Selected excerpt:
━━━━━━

In the examples below, we unload 65b rows of the PyPi dataset. This schema and dataset, which originates from a public BigQuery table, is described in greater detail in our benchmarks. This dataset consists of a row for every Python package downloaded, using tools such as PiP. This dataset was selected for its size (>550b rows for all data) as well as having a schema and structure similar to those encountered in real-time analytics use cases.

In the example below, we create a named file format in Snowflake to represent Parquet and the desired file options. This is then used when declaring an external stage with which the COPY INTO command will be used. This provides an abstraction for an S3 bucket through which privileges can be granted.

━━━━━━

Short problem:
Copy the passage above on unloading the PyPi dataset, starting at the words "In the examples" and stopping after "analytics use cases.", and swap every "dataset" for "data set".

Collected data entries:
━━━━━━

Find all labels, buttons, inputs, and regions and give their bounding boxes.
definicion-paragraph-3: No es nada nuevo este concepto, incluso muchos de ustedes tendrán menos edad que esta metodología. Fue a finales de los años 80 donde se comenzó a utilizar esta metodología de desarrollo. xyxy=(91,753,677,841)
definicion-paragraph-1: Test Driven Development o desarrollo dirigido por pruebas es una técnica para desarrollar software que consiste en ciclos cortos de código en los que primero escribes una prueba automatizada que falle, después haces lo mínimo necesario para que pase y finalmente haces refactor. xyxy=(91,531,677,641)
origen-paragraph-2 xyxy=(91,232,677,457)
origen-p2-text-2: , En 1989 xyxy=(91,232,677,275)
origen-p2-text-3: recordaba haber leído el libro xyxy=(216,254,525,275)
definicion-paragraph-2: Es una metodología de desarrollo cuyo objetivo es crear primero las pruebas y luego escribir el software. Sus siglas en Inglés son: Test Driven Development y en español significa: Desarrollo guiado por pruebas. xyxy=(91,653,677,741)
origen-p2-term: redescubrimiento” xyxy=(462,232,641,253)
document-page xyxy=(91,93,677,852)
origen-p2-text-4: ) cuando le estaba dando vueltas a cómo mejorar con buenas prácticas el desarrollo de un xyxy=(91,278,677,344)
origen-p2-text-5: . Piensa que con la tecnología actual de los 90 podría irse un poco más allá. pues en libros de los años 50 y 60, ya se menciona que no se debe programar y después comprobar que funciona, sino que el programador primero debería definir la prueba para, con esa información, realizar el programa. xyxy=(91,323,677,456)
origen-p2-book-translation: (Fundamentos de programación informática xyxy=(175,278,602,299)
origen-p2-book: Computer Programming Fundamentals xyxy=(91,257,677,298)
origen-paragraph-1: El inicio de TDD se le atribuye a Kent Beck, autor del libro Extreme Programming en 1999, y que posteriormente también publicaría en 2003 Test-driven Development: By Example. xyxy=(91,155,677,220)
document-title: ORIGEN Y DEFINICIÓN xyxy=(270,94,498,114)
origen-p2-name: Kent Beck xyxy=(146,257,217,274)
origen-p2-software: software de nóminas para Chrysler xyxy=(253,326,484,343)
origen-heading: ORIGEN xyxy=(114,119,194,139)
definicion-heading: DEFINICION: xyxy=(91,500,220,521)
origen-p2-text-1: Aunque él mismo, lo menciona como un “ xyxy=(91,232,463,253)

━━━━━━

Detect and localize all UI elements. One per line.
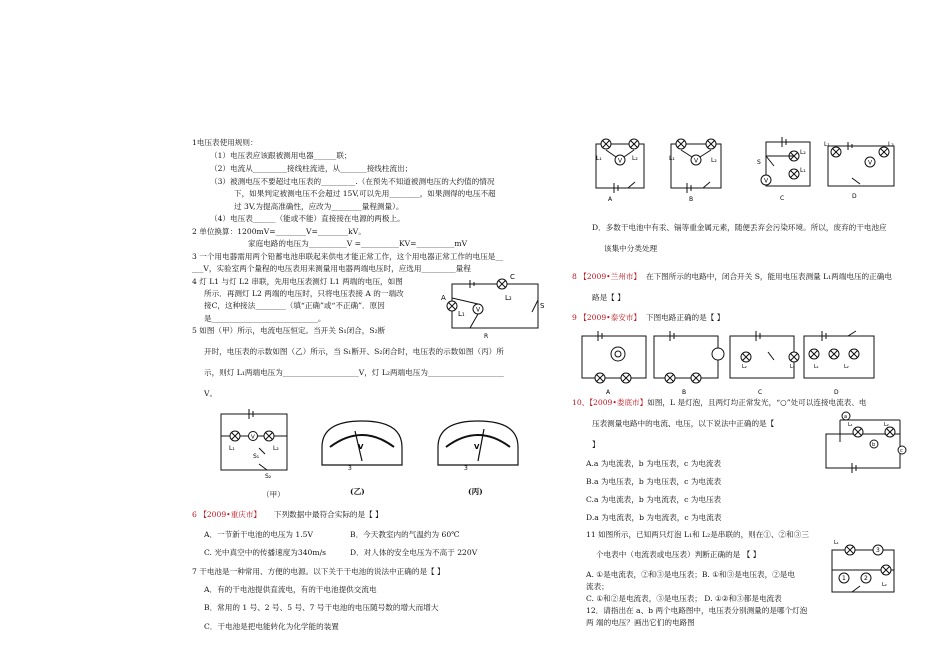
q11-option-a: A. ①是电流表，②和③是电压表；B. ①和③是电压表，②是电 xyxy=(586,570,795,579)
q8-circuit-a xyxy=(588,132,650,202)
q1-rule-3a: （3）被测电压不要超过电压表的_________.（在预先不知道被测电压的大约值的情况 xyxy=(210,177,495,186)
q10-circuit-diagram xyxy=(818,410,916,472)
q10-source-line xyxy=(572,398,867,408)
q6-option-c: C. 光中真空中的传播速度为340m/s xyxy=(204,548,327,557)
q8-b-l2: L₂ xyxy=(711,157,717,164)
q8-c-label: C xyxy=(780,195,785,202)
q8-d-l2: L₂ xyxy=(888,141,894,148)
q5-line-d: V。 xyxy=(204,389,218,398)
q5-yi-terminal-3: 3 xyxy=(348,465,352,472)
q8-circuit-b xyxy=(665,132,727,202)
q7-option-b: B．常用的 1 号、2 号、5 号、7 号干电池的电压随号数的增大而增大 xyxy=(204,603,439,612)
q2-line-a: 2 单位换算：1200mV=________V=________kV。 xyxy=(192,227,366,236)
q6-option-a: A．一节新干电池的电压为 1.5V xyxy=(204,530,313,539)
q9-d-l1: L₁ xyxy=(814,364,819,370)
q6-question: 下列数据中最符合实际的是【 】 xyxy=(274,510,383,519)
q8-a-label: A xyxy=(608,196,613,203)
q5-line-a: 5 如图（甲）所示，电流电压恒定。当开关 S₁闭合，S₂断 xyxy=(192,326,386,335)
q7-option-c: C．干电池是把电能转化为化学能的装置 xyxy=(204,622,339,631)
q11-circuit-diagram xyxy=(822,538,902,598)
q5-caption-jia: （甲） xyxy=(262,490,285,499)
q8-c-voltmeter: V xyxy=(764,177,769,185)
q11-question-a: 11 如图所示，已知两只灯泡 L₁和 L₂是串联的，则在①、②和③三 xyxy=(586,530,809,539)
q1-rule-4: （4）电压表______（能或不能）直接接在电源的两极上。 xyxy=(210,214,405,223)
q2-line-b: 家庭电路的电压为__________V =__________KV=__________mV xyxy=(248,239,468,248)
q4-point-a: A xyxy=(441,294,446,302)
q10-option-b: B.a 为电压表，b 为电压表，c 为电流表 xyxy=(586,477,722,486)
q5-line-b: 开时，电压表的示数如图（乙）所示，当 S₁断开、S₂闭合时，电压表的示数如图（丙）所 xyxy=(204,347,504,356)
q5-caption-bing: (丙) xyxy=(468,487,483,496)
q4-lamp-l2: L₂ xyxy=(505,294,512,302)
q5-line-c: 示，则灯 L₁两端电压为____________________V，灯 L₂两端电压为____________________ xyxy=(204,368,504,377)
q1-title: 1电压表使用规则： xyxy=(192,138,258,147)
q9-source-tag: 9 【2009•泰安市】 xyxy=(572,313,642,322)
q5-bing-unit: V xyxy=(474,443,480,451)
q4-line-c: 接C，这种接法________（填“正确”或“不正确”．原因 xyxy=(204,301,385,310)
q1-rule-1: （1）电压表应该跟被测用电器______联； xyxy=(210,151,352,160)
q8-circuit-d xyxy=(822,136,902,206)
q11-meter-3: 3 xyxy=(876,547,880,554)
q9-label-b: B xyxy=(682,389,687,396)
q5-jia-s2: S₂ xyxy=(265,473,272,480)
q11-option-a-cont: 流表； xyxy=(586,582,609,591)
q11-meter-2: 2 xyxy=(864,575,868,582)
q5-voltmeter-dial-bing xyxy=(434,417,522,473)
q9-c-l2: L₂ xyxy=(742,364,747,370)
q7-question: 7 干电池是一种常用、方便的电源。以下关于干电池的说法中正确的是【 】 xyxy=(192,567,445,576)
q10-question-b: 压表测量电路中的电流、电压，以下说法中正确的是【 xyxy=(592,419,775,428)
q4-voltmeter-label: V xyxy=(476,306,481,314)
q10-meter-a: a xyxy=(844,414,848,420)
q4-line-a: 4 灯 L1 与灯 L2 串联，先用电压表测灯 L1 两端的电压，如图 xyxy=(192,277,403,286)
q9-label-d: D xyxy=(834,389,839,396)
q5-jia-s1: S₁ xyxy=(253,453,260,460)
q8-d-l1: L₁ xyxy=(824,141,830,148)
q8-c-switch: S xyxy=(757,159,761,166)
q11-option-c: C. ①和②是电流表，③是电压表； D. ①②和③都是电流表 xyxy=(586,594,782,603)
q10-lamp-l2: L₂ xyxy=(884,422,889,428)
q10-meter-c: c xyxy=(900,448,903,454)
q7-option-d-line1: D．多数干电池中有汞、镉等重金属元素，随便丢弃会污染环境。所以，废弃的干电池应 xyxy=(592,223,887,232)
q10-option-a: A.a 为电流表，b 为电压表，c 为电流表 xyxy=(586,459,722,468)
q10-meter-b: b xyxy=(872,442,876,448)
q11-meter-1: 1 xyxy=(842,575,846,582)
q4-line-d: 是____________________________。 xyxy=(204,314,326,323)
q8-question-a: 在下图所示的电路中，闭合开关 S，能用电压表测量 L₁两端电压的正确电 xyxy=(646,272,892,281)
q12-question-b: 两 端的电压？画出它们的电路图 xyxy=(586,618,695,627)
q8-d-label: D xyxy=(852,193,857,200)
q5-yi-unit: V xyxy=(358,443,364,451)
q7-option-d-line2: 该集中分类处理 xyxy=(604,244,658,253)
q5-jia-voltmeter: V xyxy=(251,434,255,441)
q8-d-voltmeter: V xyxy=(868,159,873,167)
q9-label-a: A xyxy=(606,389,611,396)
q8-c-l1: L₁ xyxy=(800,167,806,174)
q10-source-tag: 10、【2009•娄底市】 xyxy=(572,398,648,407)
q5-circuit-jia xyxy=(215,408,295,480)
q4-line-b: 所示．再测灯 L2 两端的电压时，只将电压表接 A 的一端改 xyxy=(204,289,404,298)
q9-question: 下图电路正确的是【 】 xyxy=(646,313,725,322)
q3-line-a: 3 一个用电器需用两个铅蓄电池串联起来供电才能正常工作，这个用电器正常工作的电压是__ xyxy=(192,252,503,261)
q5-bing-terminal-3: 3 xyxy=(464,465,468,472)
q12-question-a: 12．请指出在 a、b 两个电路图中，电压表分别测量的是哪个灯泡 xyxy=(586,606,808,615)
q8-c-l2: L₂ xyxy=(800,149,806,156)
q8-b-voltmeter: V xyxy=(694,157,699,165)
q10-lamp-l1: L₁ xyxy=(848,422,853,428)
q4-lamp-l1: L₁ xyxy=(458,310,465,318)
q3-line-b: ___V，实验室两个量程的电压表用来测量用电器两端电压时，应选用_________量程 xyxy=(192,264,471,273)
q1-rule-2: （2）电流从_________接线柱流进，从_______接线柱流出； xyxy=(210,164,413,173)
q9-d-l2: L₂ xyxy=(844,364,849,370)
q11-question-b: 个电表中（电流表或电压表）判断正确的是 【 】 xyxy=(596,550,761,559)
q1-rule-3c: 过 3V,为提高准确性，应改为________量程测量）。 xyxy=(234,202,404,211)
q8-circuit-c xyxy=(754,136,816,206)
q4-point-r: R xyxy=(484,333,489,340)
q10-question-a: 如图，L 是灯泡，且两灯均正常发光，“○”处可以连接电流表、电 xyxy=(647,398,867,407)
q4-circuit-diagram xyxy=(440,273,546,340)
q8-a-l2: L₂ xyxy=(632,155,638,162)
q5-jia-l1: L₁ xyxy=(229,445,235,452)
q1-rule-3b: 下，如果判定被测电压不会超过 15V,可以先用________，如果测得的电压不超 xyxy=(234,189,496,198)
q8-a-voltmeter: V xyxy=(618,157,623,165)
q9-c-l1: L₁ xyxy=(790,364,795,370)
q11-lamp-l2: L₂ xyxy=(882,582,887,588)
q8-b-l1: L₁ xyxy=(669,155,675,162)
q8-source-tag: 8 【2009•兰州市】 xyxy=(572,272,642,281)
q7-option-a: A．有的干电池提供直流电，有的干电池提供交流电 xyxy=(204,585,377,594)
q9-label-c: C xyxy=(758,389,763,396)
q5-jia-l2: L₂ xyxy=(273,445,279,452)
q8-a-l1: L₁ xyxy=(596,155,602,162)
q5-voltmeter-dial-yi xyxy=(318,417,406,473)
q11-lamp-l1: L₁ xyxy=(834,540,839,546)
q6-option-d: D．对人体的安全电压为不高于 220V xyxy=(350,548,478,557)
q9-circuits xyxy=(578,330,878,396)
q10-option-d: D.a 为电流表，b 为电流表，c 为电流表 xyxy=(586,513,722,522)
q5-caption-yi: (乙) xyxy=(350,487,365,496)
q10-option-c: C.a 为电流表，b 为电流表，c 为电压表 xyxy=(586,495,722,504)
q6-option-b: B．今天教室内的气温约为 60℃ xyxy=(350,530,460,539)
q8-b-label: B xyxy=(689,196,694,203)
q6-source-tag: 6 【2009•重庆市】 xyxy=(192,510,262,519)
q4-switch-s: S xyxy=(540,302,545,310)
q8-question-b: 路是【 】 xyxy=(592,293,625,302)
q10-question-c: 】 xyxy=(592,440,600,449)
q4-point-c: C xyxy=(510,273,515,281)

━━━━━━

Correct output:
In the examples below, we unload 65b rows of the PyPi data set. This schema and data set, which originates from a public BigQuery table, is described in greater detail in our benchmarks. This data set consists of a row for every Python package downloaded, using tools such as PiP. This data set was selected for its size (>550b rows for all data) as well as having a schema and structure similar to those encountered in real-time analytics use cases.